Records about charts and figures
+---+

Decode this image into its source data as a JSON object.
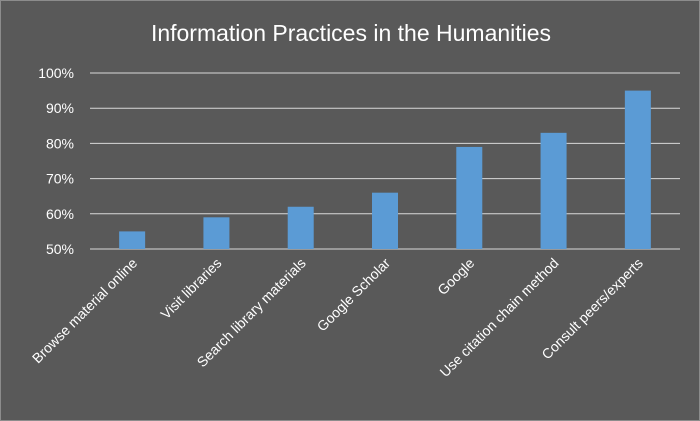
{
  "chart_data": {
    "type": "bar",
    "title": "Information Practices in the Humanities",
    "categories": [
      "Browse material online",
      "Visit libraries",
      "Search library materials",
      "Google Scholar",
      "Google",
      "Use citation chain method",
      "Consult peers/experts"
    ],
    "values": [
      55,
      59,
      62,
      66,
      79,
      83,
      95
    ],
    "ylim": [
      50,
      100
    ],
    "yticks": [
      "50%",
      "60%",
      "70%",
      "80%",
      "90%",
      "100%"
    ],
    "xlabel": "",
    "ylabel": "",
    "grid": true,
    "legend": "none",
    "colors": {
      "background": "#595959",
      "bar": "#5b9bd5",
      "gridline": "#d9d9d9",
      "text": "#ffffff"
    }
  }
}
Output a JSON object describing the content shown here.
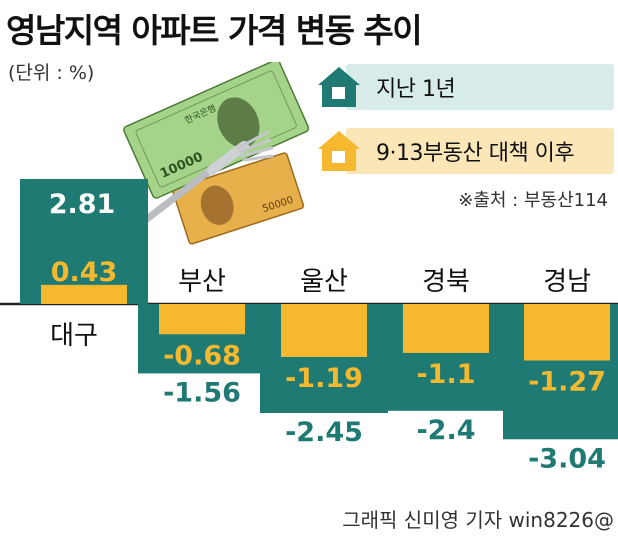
{
  "title": "영남지역 아파트 가격 변동 추이",
  "unit": "(단위 : %)",
  "source": "※출처 : 부동산114",
  "credit": "그래픽 신미영 기자 win8226@",
  "colors": {
    "teal": "#1e7a72",
    "orange": "#f5b82e",
    "teal_pill": "#d7ebe9",
    "orange_pill": "#fbe6b8"
  },
  "chart_data": {
    "type": "bar",
    "categories": [
      "대구",
      "부산",
      "울산",
      "경북",
      "경남"
    ],
    "series": [
      {
        "name": "지난 1년",
        "values": [
          2.81,
          -1.56,
          -2.45,
          -2.4,
          -3.04
        ],
        "color": "#1e7a72"
      },
      {
        "name": "9·13부동산 대책 이후",
        "values": [
          0.43,
          -0.68,
          -1.19,
          -1.1,
          -1.27
        ],
        "color": "#f5b82e"
      }
    ],
    "value_labels": {
      "지난 1년": [
        "2.81",
        "-1.56",
        "-2.45",
        "-2.4",
        "-3.04"
      ],
      "9·13부동산 대책 이후": [
        "0.43",
        "-0.68",
        "-1.19",
        "-1.1",
        "-1.27"
      ]
    },
    "legend": [
      "지난 1년",
      "9·13부동산 대책 이후"
    ],
    "legend_position": "top-right",
    "grid": false
  }
}
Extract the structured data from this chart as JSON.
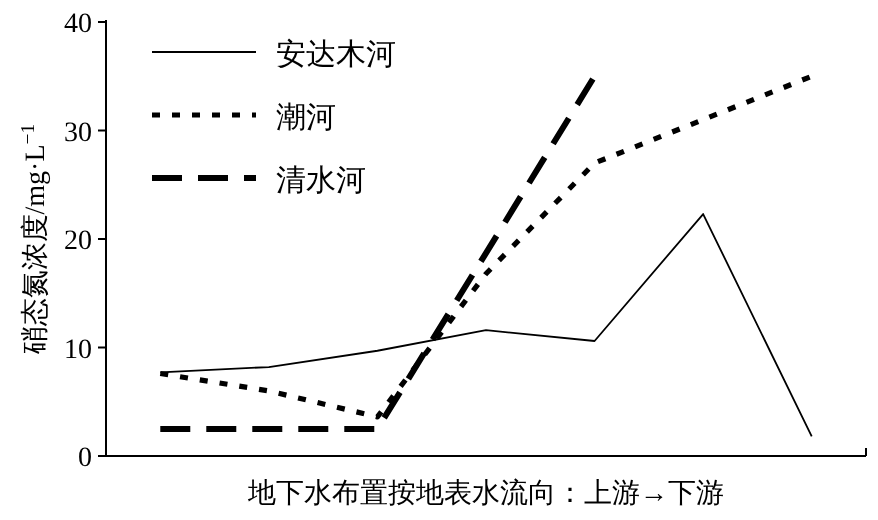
{
  "chart_data": {
    "type": "line",
    "xlabel": "地下水布置按地表水流向：上游→下游",
    "ylabel": "硝态氮浓度/mg·L$^{−1}$",
    "categories": [
      null,
      null,
      null,
      null,
      null,
      null,
      null
    ],
    "ylim": [
      0,
      40
    ],
    "yticks": [
      0,
      10,
      20,
      30,
      40
    ],
    "grid": false,
    "legend": "top left",
    "series": [
      {
        "name": "安达木河",
        "color": "#000000",
        "line_style": "solid",
        "values": [
          7.7,
          8.2,
          9.7,
          11.6,
          10.6,
          22.3,
          1.8
        ]
      },
      {
        "name": "潮河",
        "color": "#000000",
        "line_style": "dotted",
        "values": [
          7.6,
          6.0,
          3.6,
          16.8,
          27,
          31,
          35
        ]
      },
      {
        "name": "清水河",
        "color": "#000000",
        "line_style": "dashed",
        "values": [
          2.5,
          2.5,
          2.5,
          18.7,
          35,
          null,
          null
        ]
      }
    ]
  }
}
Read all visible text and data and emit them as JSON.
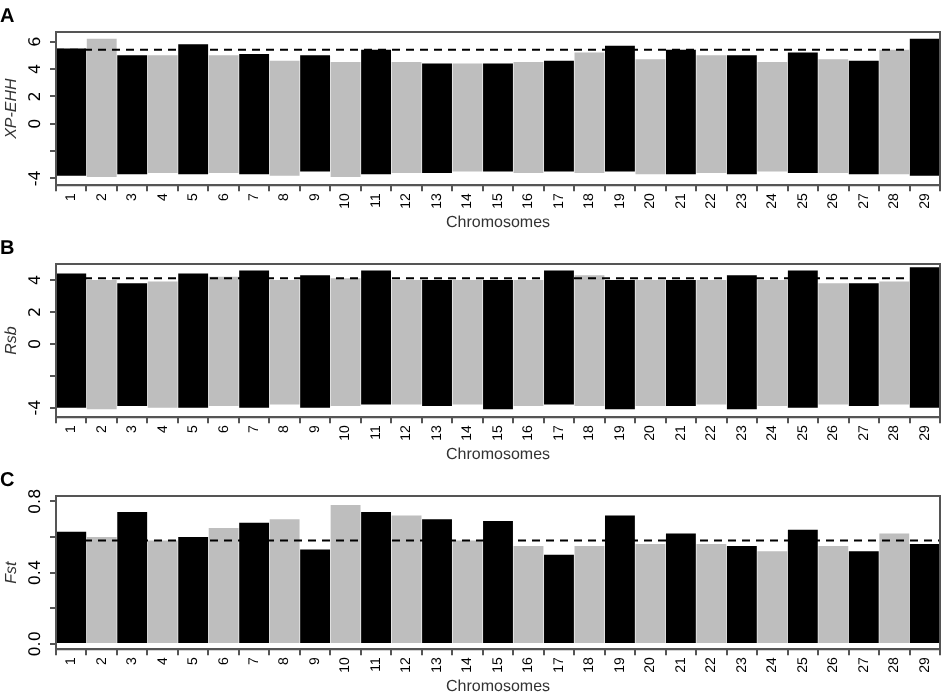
{
  "chart_data": [
    {
      "type": "bar",
      "title": "A",
      "xlabel": "Chromosomes",
      "ylabel": "XP-EHH",
      "categories": [
        "1",
        "2",
        "3",
        "4",
        "5",
        "6",
        "7",
        "8",
        "9",
        "10",
        "11",
        "12",
        "13",
        "14",
        "15",
        "16",
        "17",
        "18",
        "19",
        "20",
        "21",
        "22",
        "23",
        "24",
        "25",
        "26",
        "27",
        "28",
        "29"
      ],
      "base": [
        -3.8,
        -3.9,
        -3.7,
        -3.6,
        -3.7,
        -3.6,
        -3.7,
        -3.8,
        -3.5,
        -3.9,
        -3.7,
        -3.6,
        -3.6,
        -3.5,
        -3.5,
        -3.6,
        -3.5,
        -3.6,
        -3.5,
        -3.7,
        -3.7,
        -3.6,
        -3.7,
        -3.5,
        -3.6,
        -3.6,
        -3.7,
        -3.7,
        -3.8
      ],
      "values": [
        9.3,
        10.1,
        8.7,
        8.6,
        9.5,
        8.6,
        8.8,
        8.4,
        8.5,
        8.4,
        9.1,
        8.1,
        8.0,
        7.9,
        7.9,
        8.1,
        8.1,
        8.8,
        9.2,
        8.4,
        9.1,
        8.6,
        8.7,
        8.0,
        8.8,
        8.3,
        8.3,
        9.1,
        10.0
      ],
      "colors": [
        "#000000",
        "#bebebe",
        "#000000",
        "#bebebe",
        "#000000",
        "#bebebe",
        "#000000",
        "#bebebe",
        "#000000",
        "#bebebe",
        "#000000",
        "#bebebe",
        "#000000",
        "#bebebe",
        "#000000",
        "#bebebe",
        "#000000",
        "#bebebe",
        "#000000",
        "#bebebe",
        "#000000",
        "#bebebe",
        "#000000",
        "#bebebe",
        "#000000",
        "#bebebe",
        "#000000",
        "#bebebe",
        "#000000"
      ],
      "ylim": [
        -4.5,
        6.7
      ],
      "yticks": [
        -4,
        {
          "value": -2,
          "label": null
        },
        0,
        2,
        4,
        6
      ],
      "ref_lines": [
        {
          "axis": "y",
          "value": 5.4,
          "line_style": "dashed",
          "color": "#000000"
        }
      ],
      "grid": false,
      "legend": false
    },
    {
      "type": "bar",
      "title": "B",
      "xlabel": "Chromosomes",
      "ylabel": "Rsb",
      "categories": [
        "1",
        "2",
        "3",
        "4",
        "5",
        "6",
        "7",
        "8",
        "9",
        "10",
        "11",
        "12",
        "13",
        "14",
        "15",
        "16",
        "17",
        "18",
        "19",
        "20",
        "21",
        "22",
        "23",
        "24",
        "25",
        "26",
        "27",
        "28",
        "29"
      ],
      "base": [
        -4.0,
        -4.1,
        -3.9,
        -4.0,
        -4.0,
        -3.9,
        -4.0,
        -3.8,
        -4.0,
        -3.9,
        -3.8,
        -3.8,
        -3.9,
        -3.8,
        -4.1,
        -3.9,
        -3.8,
        -3.9,
        -4.1,
        -3.9,
        -3.9,
        -3.8,
        -4.1,
        -3.9,
        -4.0,
        -3.8,
        -3.9,
        -3.8,
        -4.0
      ],
      "values": [
        8.4,
        8.1,
        7.7,
        7.9,
        8.4,
        8.1,
        8.6,
        7.8,
        8.3,
        8.0,
        8.4,
        7.8,
        7.9,
        7.8,
        8.1,
        7.9,
        8.4,
        8.2,
        8.1,
        7.9,
        7.9,
        7.8,
        8.4,
        7.9,
        8.6,
        7.6,
        7.7,
        7.7,
        8.8
      ],
      "colors": [
        "#000000",
        "#bebebe",
        "#000000",
        "#bebebe",
        "#000000",
        "#bebebe",
        "#000000",
        "#bebebe",
        "#000000",
        "#bebebe",
        "#000000",
        "#bebebe",
        "#000000",
        "#bebebe",
        "#000000",
        "#bebebe",
        "#000000",
        "#bebebe",
        "#000000",
        "#bebebe",
        "#000000",
        "#bebebe",
        "#000000",
        "#bebebe",
        "#000000",
        "#bebebe",
        "#000000",
        "#bebebe",
        "#000000"
      ],
      "ylim": [
        -4.6,
        5.0
      ],
      "yticks": [
        -4,
        {
          "value": -2,
          "label": null
        },
        0,
        2,
        4
      ],
      "ref_lines": [
        {
          "axis": "y",
          "value": 4.1,
          "line_style": "dashed",
          "color": "#000000"
        }
      ],
      "grid": false,
      "legend": false
    },
    {
      "type": "bar",
      "title": "C",
      "xlabel": "Chromosomes",
      "ylabel": "Fst",
      "categories": [
        "1",
        "2",
        "3",
        "4",
        "5",
        "6",
        "7",
        "8",
        "9",
        "10",
        "11",
        "12",
        "13",
        "14",
        "15",
        "16",
        "17",
        "18",
        "19",
        "20",
        "21",
        "22",
        "23",
        "24",
        "25",
        "26",
        "27",
        "28",
        "29"
      ],
      "values": [
        0.63,
        0.6,
        0.74,
        0.58,
        0.6,
        0.65,
        0.68,
        0.7,
        0.53,
        0.78,
        0.74,
        0.72,
        0.7,
        0.58,
        0.69,
        0.55,
        0.5,
        0.55,
        0.72,
        0.56,
        0.62,
        0.56,
        0.55,
        0.52,
        0.64,
        0.55,
        0.52,
        0.62,
        0.56
      ],
      "colors": [
        "#000000",
        "#bebebe",
        "#000000",
        "#bebebe",
        "#000000",
        "#bebebe",
        "#000000",
        "#bebebe",
        "#000000",
        "#bebebe",
        "#000000",
        "#bebebe",
        "#000000",
        "#bebebe",
        "#000000",
        "#bebebe",
        "#000000",
        "#bebebe",
        "#000000",
        "#bebebe",
        "#000000",
        "#bebebe",
        "#000000",
        "#bebebe",
        "#000000",
        "#bebebe",
        "#000000",
        "#bebebe",
        "#000000"
      ],
      "ylim": [
        -0.03,
        0.83
      ],
      "yticks": [
        {
          "value": 0,
          "label": "0.0"
        },
        {
          "value": 0.2,
          "label": null
        },
        0.4,
        {
          "value": 0.6,
          "label": null
        },
        0.8
      ],
      "ref_lines": [
        {
          "axis": "y",
          "value": 0.58,
          "line_style": "dashed",
          "color": "#000000"
        }
      ],
      "grid": false,
      "legend": false
    }
  ]
}
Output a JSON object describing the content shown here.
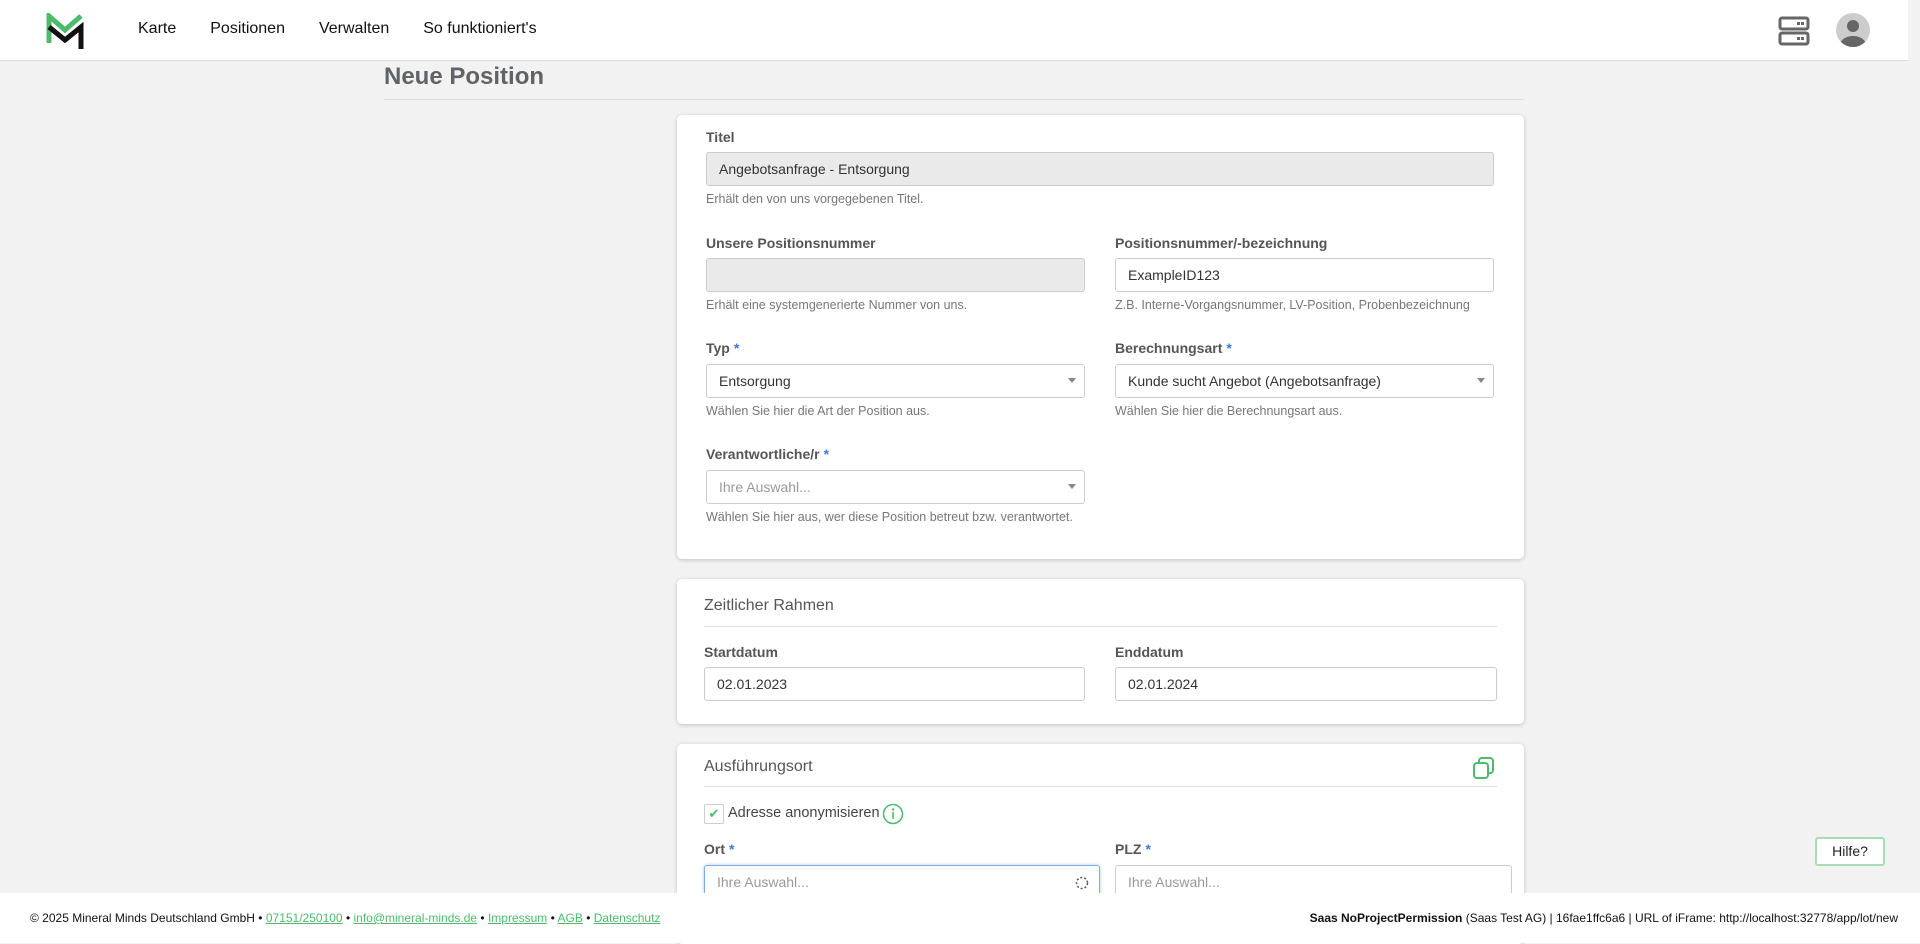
{
  "header": {
    "nav": [
      "Karte",
      "Positionen",
      "Verwalten",
      "So funktioniert's"
    ],
    "brand_color": "#4cbb6c"
  },
  "page": {
    "title": "Neue Position"
  },
  "general": {
    "titel": {
      "label": "Titel",
      "value": "Angebotsanfrage - Entsorgung",
      "help": "Erhält den von uns vorgegebenen Titel."
    },
    "unsere_nr": {
      "label": "Unsere Positionsnummer",
      "value": "",
      "help": "Erhält eine systemgenerierte Nummer von uns."
    },
    "pos_nr": {
      "label": "Positionsnummer/-bezeichnung",
      "value": "ExampleID123",
      "help": "Z.B. Interne-Vorgangsnummer, LV-Position, Probenbezeichnung"
    },
    "typ": {
      "label": "Typ",
      "required": "*",
      "value": "Entsorgung",
      "help": "Wählen Sie hier die Art der Position aus."
    },
    "berechnung": {
      "label": "Berechnungsart",
      "required": "*",
      "value": "Kunde sucht Angebot (Angebotsanfrage)",
      "help": "Wählen Sie hier die Berechnungsart aus."
    },
    "verantwortlich": {
      "label": "Verantwortliche/r",
      "required": "*",
      "placeholder": "Ihre Auswahl...",
      "help": "Wählen Sie hier aus, wer diese Position betreut bzw. verantwortet."
    }
  },
  "zeit": {
    "title": "Zeitlicher Rahmen",
    "start": {
      "label": "Startdatum",
      "value": "02.01.2023"
    },
    "ende": {
      "label": "Enddatum",
      "value": "02.01.2024"
    }
  },
  "ort": {
    "title": "Ausführungsort",
    "anonym": {
      "label": "Adresse anonymisieren",
      "checked": true
    },
    "ort": {
      "label": "Ort",
      "required": "*",
      "placeholder": "Ihre Auswahl..."
    },
    "plz": {
      "label": "PLZ",
      "required": "*",
      "placeholder": "Ihre Auswahl..."
    }
  },
  "hilfe": "Hilfe?",
  "footer": {
    "copyright": "© 2025 Mineral Minds Deutschland GmbH",
    "sep": "•",
    "phone": "07151/250100",
    "email": "info@mineral-minds.de",
    "impressum": "Impressum",
    "agb": "AGB",
    "datenschutz": "Datenschutz",
    "user": "Saas NoProjectPermission",
    "company": "(Saas Test AG)",
    "info": "| 16fae1ffc6a6 | URL of iFrame: http://localhost:32778/app/lot/new"
  }
}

+---+

## Task objective:
For each line above that contains the word "Erhält", copy that line.

## Output of the exercise:
      "help": "Erhält den von uns vorgegebenen Titel."
      "help": "Erhält eine systemgenerierte Nummer von uns."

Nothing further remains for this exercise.